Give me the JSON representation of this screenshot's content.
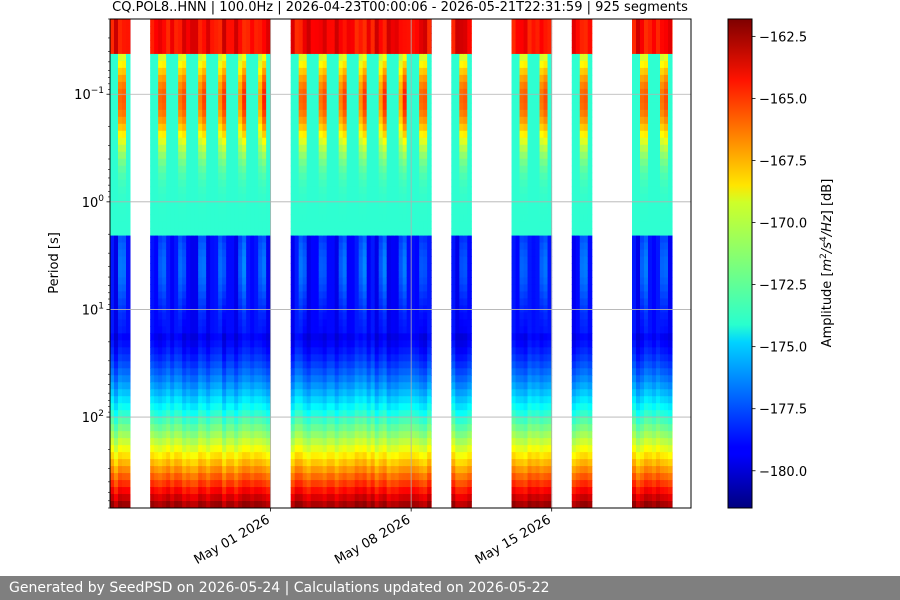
{
  "chart_data": {
    "type": "heatmap",
    "title": "CQ.POL8..HNN | 100.0Hz | 2026-04-23T00:00:06 - 2026-05-21T22:31:59 | 925 segments",
    "ylabel": "Period [s]",
    "y_scale": "log",
    "y_direction": "inverted",
    "ylim": [
      0.02,
      700
    ],
    "yticks": [
      {
        "label": "10",
        "exp": "−1",
        "value": 0.1
      },
      {
        "label": "10",
        "exp": "0",
        "value": 1
      },
      {
        "label": "10",
        "exp": "1",
        "value": 10
      },
      {
        "label": "10",
        "exp": "2",
        "value": 100
      }
    ],
    "x_range": [
      "2026-04-23T00:00:06",
      "2026-05-21T22:31:59"
    ],
    "xticks": [
      {
        "label": "May 01 2026",
        "date": "2026-05-01"
      },
      {
        "label": "May 08 2026",
        "date": "2026-05-08"
      },
      {
        "label": "May 15 2026",
        "date": "2026-05-15"
      }
    ],
    "grid": true,
    "colormap": "jet",
    "colorbar": {
      "label": "Amplitude [m²/s⁴/Hz] [dB]",
      "label_prefix": "Amplitude [",
      "label_unit": "m",
      "label_sup1": "2",
      "label_mid": "/s",
      "label_sup2": "4",
      "label_end": "/Hz",
      "label_suffix": "] [dB]",
      "min": -181.5,
      "max": -161.8,
      "ticks": [
        "−162.5",
        "−165.0",
        "−167.5",
        "−170.0",
        "−172.5",
        "−175.0",
        "−177.5",
        "−180.0"
      ]
    },
    "segments": 925,
    "data_blocks": [
      {
        "start": "2026-04-23",
        "end": "2026-04-24"
      },
      {
        "start": "2026-04-25",
        "end": "2026-05-01"
      },
      {
        "start": "2026-05-02",
        "end": "2026-05-08"
      },
      {
        "start": "2026-05-08",
        "end": "2026-05-09"
      },
      {
        "start": "2026-05-10",
        "end": "2026-05-11"
      },
      {
        "start": "2026-05-13",
        "end": "2026-05-15"
      },
      {
        "start": "2026-05-16",
        "end": "2026-05-17"
      },
      {
        "start": "2026-05-19",
        "end": "2026-05-21"
      }
    ]
  },
  "footer": {
    "text": "Generated by SeedPSD on 2026-05-24 | Calculations updated on 2026-05-22"
  }
}
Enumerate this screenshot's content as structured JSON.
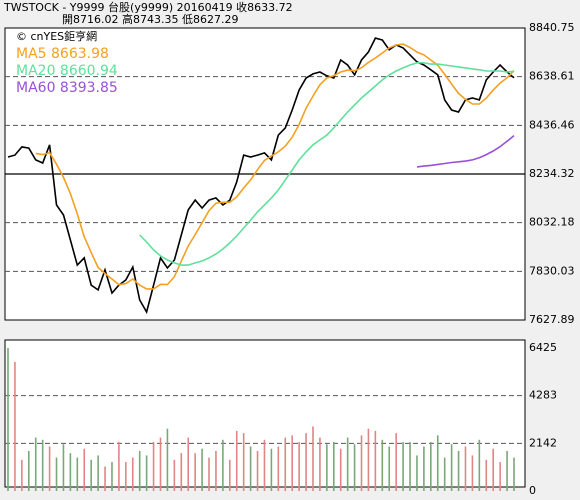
{
  "chart_data": [
    {
      "type": "line",
      "title": "TWSTOCK - Y9999  台股(y9999) 20160419   收8633.72",
      "subtitle": "開8716.02   高8743.35   低8627.29",
      "watermark": "© cnYES鉅亨網",
      "ylim": [
        7627.89,
        8840.75
      ],
      "yticks": [
        7627.89,
        7830.03,
        8032.18,
        8234.32,
        8436.46,
        8638.61,
        8840.75
      ],
      "grid": true,
      "series": [
        {
          "color": "#000000",
          "values": [
            8305,
            8313,
            8347,
            8342,
            8293,
            8280,
            8355,
            8106,
            8064,
            7960,
            7856,
            7886,
            7773,
            7753,
            7836,
            7740,
            7773,
            7794,
            7848,
            7711,
            7661,
            7773,
            7886,
            7844,
            7877,
            7981,
            8085,
            8126,
            8093,
            8126,
            8135,
            8106,
            8126,
            8201,
            8313,
            8305,
            8313,
            8322,
            8293,
            8396,
            8426,
            8500,
            8583,
            8633,
            8650,
            8658,
            8642,
            8633,
            8708,
            8687,
            8646,
            8708,
            8741,
            8799,
            8791,
            8750,
            8770,
            8758,
            8729,
            8700,
            8687,
            8667,
            8646,
            8542,
            8500,
            8492,
            8542,
            8550,
            8542,
            8625,
            8658,
            8687,
            8658,
            8633.72
          ]
        },
        {
          "name": "MA5 8663.98",
          "color": "#f5a020",
          "values": [
            null,
            null,
            null,
            null,
            8320,
            8315,
            8323,
            8275,
            8220,
            8153,
            8068,
            7974,
            7908,
            7846,
            7821,
            7798,
            7775,
            7779,
            7798,
            7773,
            7757,
            7757,
            7776,
            7775,
            7808,
            7872,
            7935,
            7983,
            8032,
            8082,
            8113,
            8117,
            8117,
            8139,
            8176,
            8210,
            8252,
            8291,
            8309,
            8326,
            8350,
            8387,
            8440,
            8508,
            8558,
            8605,
            8633,
            8643,
            8658,
            8666,
            8663,
            8676,
            8698,
            8716,
            8737,
            8758,
            8770,
            8774,
            8760,
            8741,
            8729,
            8708,
            8686,
            8648,
            8608,
            8569,
            8544,
            8525,
            8525,
            8550,
            8583,
            8612,
            8634,
            8663.98
          ]
        },
        {
          "name": "MA20 8660.94",
          "color": "#60e09a",
          "values": [
            null,
            null,
            null,
            null,
            null,
            null,
            null,
            null,
            null,
            null,
            null,
            null,
            null,
            null,
            null,
            null,
            null,
            null,
            null,
            7981,
            7952,
            7919,
            7894,
            7877,
            7865,
            7856,
            7856,
            7865,
            7873,
            7886,
            7902,
            7923,
            7948,
            7977,
            8010,
            8043,
            8077,
            8106,
            8135,
            8168,
            8210,
            8251,
            8293,
            8326,
            8355,
            8376,
            8396,
            8426,
            8459,
            8492,
            8521,
            8550,
            8575,
            8600,
            8625,
            8646,
            8662,
            8675,
            8687,
            8696,
            8696,
            8691,
            8691,
            8687,
            8683,
            8679,
            8675,
            8671,
            8667,
            8662,
            8662,
            8662,
            8658,
            8660.94
          ]
        },
        {
          "name": "MA60 8393.85",
          "color": "#9a50d8",
          "values": [
            null,
            null,
            null,
            null,
            null,
            null,
            null,
            null,
            null,
            null,
            null,
            null,
            null,
            null,
            null,
            null,
            null,
            null,
            null,
            null,
            null,
            null,
            null,
            null,
            null,
            null,
            null,
            null,
            null,
            null,
            null,
            null,
            null,
            null,
            null,
            null,
            null,
            null,
            null,
            null,
            null,
            null,
            null,
            null,
            null,
            null,
            null,
            null,
            null,
            null,
            null,
            null,
            null,
            null,
            null,
            null,
            null,
            null,
            null,
            8264,
            8267,
            8270,
            8274,
            8278,
            8282,
            8285,
            8288,
            8293,
            8302,
            8315,
            8330,
            8348,
            8370,
            8393.85
          ]
        }
      ]
    },
    {
      "type": "bar",
      "ylim": [
        0,
        6425
      ],
      "yticks": [
        0,
        2142,
        4283,
        6425
      ],
      "grid": true,
      "up_color": "#e08585",
      "down_color": "#78a878",
      "values": [
        6425,
        5800,
        1400,
        1800,
        2400,
        2300,
        2000,
        1500,
        2100,
        1700,
        1500,
        1900,
        1400,
        1600,
        1100,
        1300,
        2200,
        1300,
        1500,
        1800,
        1600,
        2200,
        2400,
        2800,
        1400,
        1700,
        2400,
        1700,
        1900,
        1500,
        1800,
        2300,
        1400,
        2700,
        2600,
        2000,
        1800,
        2300,
        1900,
        2000,
        2400,
        2500,
        2200,
        2600,
        2900,
        2400,
        2100,
        2200,
        1900,
        2400,
        2100,
        2500,
        2800,
        2700,
        2300,
        2000,
        2600,
        2200,
        2200,
        1600,
        2000,
        2200,
        2500,
        1500,
        2100,
        1800,
        2000,
        1600,
        2300,
        1400,
        1900,
        1300,
        1800,
        1500
      ]
    }
  ]
}
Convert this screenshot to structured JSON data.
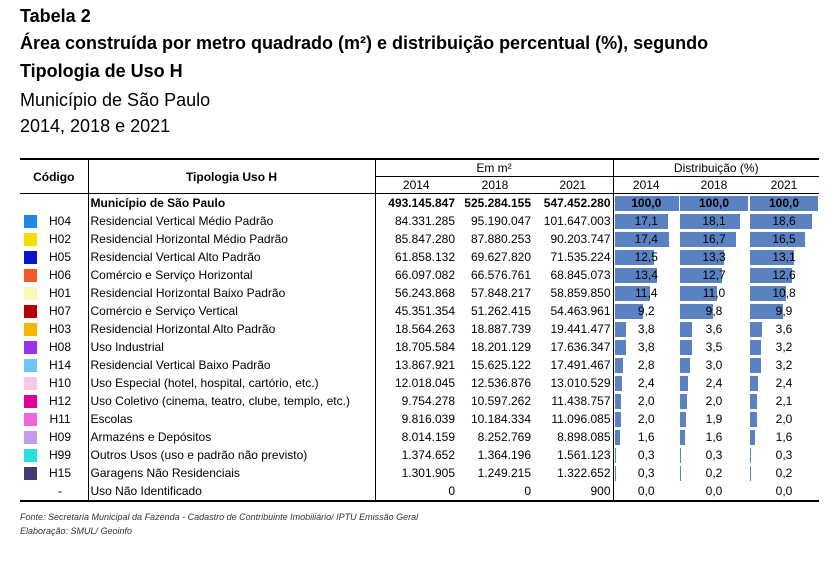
{
  "header": {
    "label": "Tabela 2",
    "title_line1": "Área construída por metro quadrado (m²) e distribuição percentual (%), segundo",
    "title_line2": "Tipologia de Uso H",
    "subtitle_line1": "Município de São Paulo",
    "subtitle_line2": "2014, 2018 e 2021"
  },
  "table": {
    "col_code": "Código",
    "col_type": "Tipologia Uso H",
    "group_area": "Em m²",
    "group_dist": "Distribuição (%)",
    "years": [
      "2014",
      "2018",
      "2021"
    ],
    "total": {
      "label": "Município de São Paulo",
      "area": [
        "493.145.847",
        "525.284.155",
        "547.452.280"
      ],
      "pct": [
        "100,0",
        "100,0",
        "100,0"
      ]
    },
    "rows": [
      {
        "color": "#1e88e5",
        "code": "H04",
        "name": "Residencial Vertical Médio Padrão",
        "area": [
          "84.331.285",
          "95.190.047",
          "101.647.003"
        ],
        "pct": [
          "17,1",
          "18,1",
          "18,6"
        ]
      },
      {
        "color": "#f4e000",
        "code": "H02",
        "name": "Residencial Horizontal Médio Padrão",
        "area": [
          "85.847.280",
          "87.880.253",
          "90.203.747"
        ],
        "pct": [
          "17,4",
          "16,7",
          "16,5"
        ]
      },
      {
        "color": "#0a14c8",
        "code": "H05",
        "name": "Residencial Vertical Alto Padrão",
        "area": [
          "61.858.132",
          "69.627.820",
          "71.535.224"
        ],
        "pct": [
          "12,5",
          "13,3",
          "13,1"
        ]
      },
      {
        "color": "#f45a28",
        "code": "H06",
        "name": "Comércio e Serviço Horizontal",
        "area": [
          "66.097.082",
          "66.576.761",
          "68.845.073"
        ],
        "pct": [
          "13,4",
          "12,7",
          "12,6"
        ]
      },
      {
        "color": "#fff7b8",
        "code": "H01",
        "name": "Residencial Horizontal Baixo Padrão",
        "area": [
          "56.243.868",
          "57.848.217",
          "58.859.850"
        ],
        "pct": [
          "11,4",
          "11,0",
          "10,8"
        ]
      },
      {
        "color": "#b40000",
        "code": "H07",
        "name": "Comércio e Serviço Vertical",
        "area": [
          "45.351.354",
          "51.262.415",
          "54.463.961"
        ],
        "pct": [
          "9,2",
          "9,8",
          "9,9"
        ]
      },
      {
        "color": "#f4b400",
        "code": "H03",
        "name": "Residencial Horizontal Alto Padrão",
        "area": [
          "18.564.263",
          "18.887.739",
          "19.441.477"
        ],
        "pct": [
          "3,8",
          "3,6",
          "3,6"
        ]
      },
      {
        "color": "#9b30f0",
        "code": "H08",
        "name": "Uso Industrial",
        "area": [
          "18.705.584",
          "18.201.129",
          "17.636.347"
        ],
        "pct": [
          "3,8",
          "3,5",
          "3,2"
        ]
      },
      {
        "color": "#6ec6f5",
        "code": "H14",
        "name": "Residencial Vertical Baixo Padrão",
        "area": [
          "13.867.921",
          "15.625.122",
          "17.491.467"
        ],
        "pct": [
          "2,8",
          "3,0",
          "3,2"
        ]
      },
      {
        "color": "#f7c6e8",
        "code": "H10",
        "name": "Uso Especial (hotel, hospital, cartório, etc.)",
        "area": [
          "12.018.045",
          "12.536.876",
          "13.010.529"
        ],
        "pct": [
          "2,4",
          "2,4",
          "2,4"
        ]
      },
      {
        "color": "#e0009a",
        "code": "H12",
        "name": "Uso Coletivo (cinema, teatro, clube, templo, etc.)",
        "area": [
          "9.754.278",
          "10.597.262",
          "11.438.757"
        ],
        "pct": [
          "2,0",
          "2,0",
          "2,1"
        ]
      },
      {
        "color": "#f064dc",
        "code": "H11",
        "name": "Escolas",
        "area": [
          "9.816.039",
          "10.184.334",
          "11.096.085"
        ],
        "pct": [
          "2,0",
          "1,9",
          "2,0"
        ]
      },
      {
        "color": "#c39cf0",
        "code": "H09",
        "name": "Armazéns e Depósitos",
        "area": [
          "8.014.159",
          "8.252.769",
          "8.898.085"
        ],
        "pct": [
          "1,6",
          "1,6",
          "1,6"
        ]
      },
      {
        "color": "#28e0e0",
        "code": "H99",
        "name": "Outros Usos (uso e padrão não previsto)",
        "area": [
          "1.374.652",
          "1.364.196",
          "1.561.123"
        ],
        "pct": [
          "0,3",
          "0,3",
          "0,3"
        ]
      },
      {
        "color": "#463a6e",
        "code": "H15",
        "name": "Garagens Não Residenciais",
        "area": [
          "1.301.905",
          "1.249.215",
          "1.322.652"
        ],
        "pct": [
          "0,3",
          "0,2",
          "0,2"
        ]
      },
      {
        "color": "",
        "code": "-",
        "name": "Uso Não Identificado",
        "area": [
          "0",
          "0",
          "900"
        ],
        "pct": [
          "0,0",
          "0,0",
          "0,0"
        ]
      }
    ]
  },
  "footer": {
    "source": "Fonte: Secretaria Municipal da Fazenda - Cadastro de Contribuinte Imobiliário/ IPTU Emissão Geral",
    "elaboration": "Elaboração: SMUL/ Geoinfo"
  }
}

====

■ DESCRIPTION OF THE TASK ■
Pull every line containing "Paulo" out of the data above.

■ REPLY TO THE TASK ■
    "subtitle_line1": "Município de São Paulo",
      "label": "Município de São Paulo",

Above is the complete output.